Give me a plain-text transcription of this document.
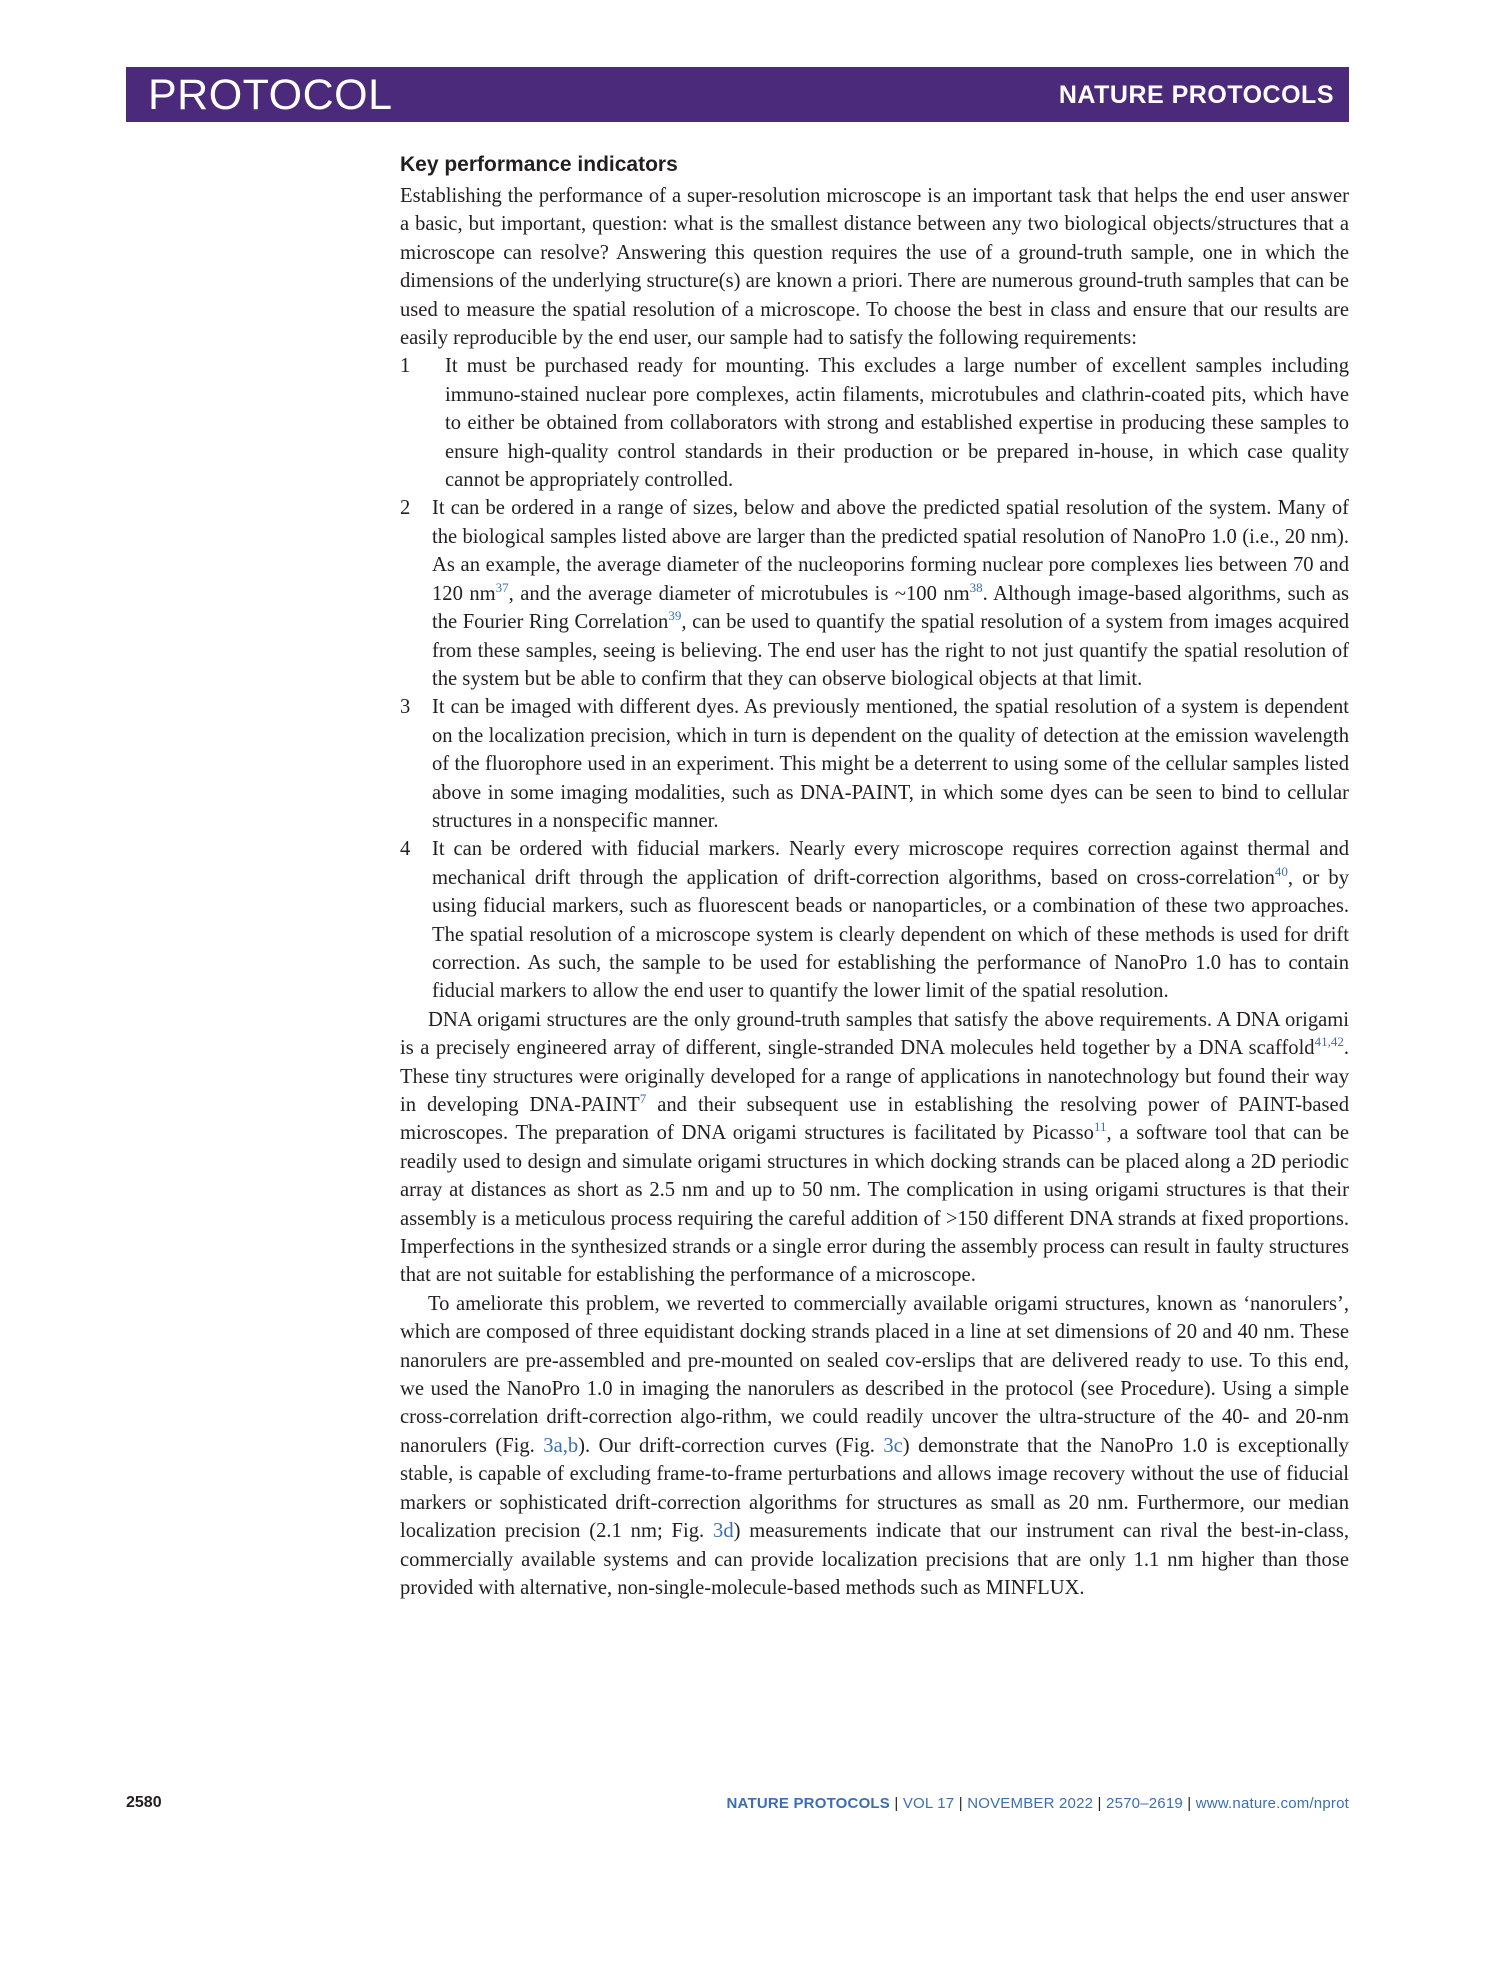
PROTOCOL	NATURE PROTOCOLS
Key performance indicators

Establishing the performance of a super-resolution microscope is an important task that helps the end user answer a basic, but important, question: what is the smallest distance between any two biological objects/structures that a microscope can resolve? Answering this question requires the use of a ground-truth sample, one in which the dimensions of the underlying structure(s) are known a priori. There are numerous ground-truth samples that can be used to measure the spatial resolution of a microscope. To choose the best in class and ensure that our results are easily reproducible by the end user, our sample had to satisfy the following requirements:

1 It must be purchased ready for mounting. This excludes a large number of excellent samples including immuno-stained nuclear pore complexes, actin filaments, microtubules and clathrin-coated pits, which have to either be obtained from collaborators with strong and established expertise in producing these samples to ensure high-quality control standards in their production or be prepared in-house, in which case quality cannot be appropriately controlled.
2 It can be ordered in a range of sizes, below and above the predicted spatial resolution of the system. Many of the biological samples listed above are larger than the predicted spatial resolution of NanoPro 1.0 (i.e., 20 nm). As an example, the average diameter of the nucleoporins forming nuclear pore complexes lies between 70 and 120 nm$^{37}$, and the average diameter of microtubules is ~100 nm$^{38}$. Although image-based algorithms, such as the Fourier Ring Correlation$^{39}$, can be used to quantify the spatial resolution of a system from images acquired from these samples, seeing is believing. The end user has the right to not just quantify the spatial resolution of the system but be able to confirm that they can observe biological objects at that limit.
3 It can be imaged with different dyes. As previously mentioned, the spatial resolution of a system is dependent on the localization precision, which in turn is dependent on the quality of detection at the emission wavelength of the fluorophore used in an experiment. This might be a deterrent to using some of the cellular samples listed above in some imaging modalities, such as DNA-PAINT, in which some dyes can be seen to bind to cellular structures in a nonspecific manner.
4 It can be ordered with fiducial markers. Nearly every microscope requires correction against thermal and mechanical drift through the application of drift-correction algorithms, based on cross-correlation$^{40}$, or by using fiducial markers, such as fluorescent beads or nanoparticles, or a combination of these two approaches. The spatial resolution of a microscope system is clearly dependent on which of these methods is used for drift correction. As such, the sample to be used for establishing the performance of NanoPro 1.0 has to contain fiducial markers to allow the end user to quantify the lower limit of the spatial resolution.

DNA origami structures are the only ground-truth samples that satisfy the above requirements. A DNA origami is a precisely engineered array of different, single-stranded DNA molecules held together by a DNA scaffold$^{41,42}$. These tiny structures were originally developed for a range of applications in nanotechnology but found their way in developing DNA-PAINT$^7$ and their subsequent use in establishing the resolving power of PAINT-based microscopes. The preparation of DNA origami structures is facilitated by Picasso$^{11}$, a software tool that can be readily used to design and simulate origami structures in which docking strands can be placed along a 2D periodic array at distances as short as 2.5 nm and up to 50 nm. The complication in using origami structures is that their assembly is a meticulous process requiring the careful addition of >150 different DNA strands at fixed proportions. Imperfections in the synthesized strands or a single error during the assembly process can result in faulty structures that are not suitable for establishing the performance of a microscope.

To ameliorate this problem, we reverted to commercially available origami structures, known as ‘nanorulers’, which are composed of three equidistant docking strands placed in a line at set dimensions of 20 and 40 nm. These nanorulers are pre-assembled and pre-mounted on sealed cov-erslips that are delivered ready to use. To this end, we used the NanoPro 1.0 in imaging the nanorulers as described in the protocol (see Procedure). Using a simple cross-correlation drift-correction algo-rithm, we could readily uncover the ultra-structure of the 40- and 20-nm nanorulers (Fig. 3a,b). Our drift-correction curves (Fig. 3c) demonstrate that the NanoPro 1.0 is exceptionally stable, is capable of excluding frame-to-frame perturbations and allows image recovery without the use of fiducial markers or sophisticated drift-correction algorithms for structures as small as 20 nm. Furthermore, our median localization precision (2.1 nm; Fig. 3d) measurements indicate that our instrument can rival the best-in-class, commercially available systems and can provide localization precisions that are only 1.1 nm higher than those provided with alternative, non-single-molecule-based methods such as MINFLUX.

2580	NATURE PROTOCOLS | VOL 17 | NOVEMBER 2022 | 2570–2619 | www.nature.com/nprot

(What to produce): Copy everything in the records above except the pictures, exactly as written.

(Result):
Give me a plain-text transcription of this document.
PROTOCOL	NATURE PROTOCOLS
Key performance indicators

Establishing the performance of a super-resolution microscope is an important task that helps the end user answer a basic, but important, question: what is the smallest distance between any two biological objects/structures that a microscope can resolve? Answering this question requires the use of a ground-truth sample, one in which the dimensions of the underlying structure(s) are known a priori. There are numerous ground-truth samples that can be used to measure the spatial resolution of a microscope. To choose the best in class and ensure that our results are easily reproducible by the end user, our sample had to satisfy the following requirements:

1 It must be purchased ready for mounting. This excludes a large number of excellent samples including immuno-stained nuclear pore complexes, actin filaments, microtubules and clathrin-coated pits, which have to either be obtained from collaborators with strong and established expertise in producing these samples to ensure high-quality control standards in their production or be prepared in-house, in which case quality cannot be appropriately controlled.
2 It can be ordered in a range of sizes, below and above the predicted spatial resolution of the system. Many of the biological samples listed above are larger than the predicted spatial resolution of NanoPro 1.0 (i.e., 20 nm). As an example, the average diameter of the nucleoporins forming nuclear pore complexes lies between 70 and 120 nm$^{37}$, and the average diameter of microtubules is ~100 nm$^{38}$. Although image-based algorithms, such as the Fourier Ring Correlation$^{39}$, can be used to quantify the spatial resolution of a system from images acquired from these samples, seeing is believing. The end user has the right to not just quantify the spatial resolution of the system but be able to confirm that they can observe biological objects at that limit.
3 It can be imaged with different dyes. As previously mentioned, the spatial resolution of a system is dependent on the localization precision, which in turn is dependent on the quality of detection at the emission wavelength of the fluorophore used in an experiment. This might be a deterrent to using some of the cellular samples listed above in some imaging modalities, such as DNA-PAINT, in which some dyes can be seen to bind to cellular structures in a nonspecific manner.
4 It can be ordered with fiducial markers. Nearly every microscope requires correction against thermal and mechanical drift through the application of drift-correction algorithms, based on cross-correlation$^{40}$, or by using fiducial markers, such as fluorescent beads or nanoparticles, or a combination of these two approaches. The spatial resolution of a microscope system is clearly dependent on which of these methods is used for drift correction. As such, the sample to be used for establishing the performance of NanoPro 1.0 has to contain fiducial markers to allow the end user to quantify the lower limit of the spatial resolution.

DNA origami structures are the only ground-truth samples that satisfy the above requirements. A DNA origami is a precisely engineered array of different, single-stranded DNA molecules held together by a DNA scaffold$^{41,42}$. These tiny structures were originally developed for a range of applications in nanotechnology but found their way in developing DNA-PAINT$^7$ and their subsequent use in establishing the resolving power of PAINT-based microscopes. The preparation of DNA origami structures is facilitated by Picasso$^{11}$, a software tool that can be readily used to design and simulate origami structures in which docking strands can be placed along a 2D periodic array at distances as short as 2.5 nm and up to 50 nm. The complication in using origami structures is that their assembly is a meticulous process requiring the careful addition of >150 different DNA strands at fixed proportions. Imperfections in the synthesized strands or a single error during the assembly process can result in faulty structures that are not suitable for establishing the performance of a microscope.

To ameliorate this problem, we reverted to commercially available origami structures, known as ‘nanorulers’, which are composed of three equidistant docking strands placed in a line at set dimensions of 20 and 40 nm. These nanorulers are pre-assembled and pre-mounted on sealed cov-erslips that are delivered ready to use. To this end, we used the NanoPro 1.0 in imaging the nanorulers as described in the protocol (see Procedure). Using a simple cross-correlation drift-correction algo-rithm, we could readily uncover the ultra-structure of the 40- and 20-nm nanorulers (Fig. 3a,b). Our drift-correction curves (Fig. 3c) demonstrate that the NanoPro 1.0 is exceptionally stable, is capable of excluding frame-to-frame perturbations and allows image recovery without the use of fiducial markers or sophisticated drift-correction algorithms for structures as small as 20 nm. Furthermore, our median localization precision (2.1 nm; Fig. 3d) measurements indicate that our instrument can rival the best-in-class, commercially available systems and can provide localization precisions that are only 1.1 nm higher than those provided with alternative, non-single-molecule-based methods such as MINFLUX.

2580	NATURE PROTOCOLS | VOL 17 | NOVEMBER 2022 | 2570–2619 | www.nature.com/nprot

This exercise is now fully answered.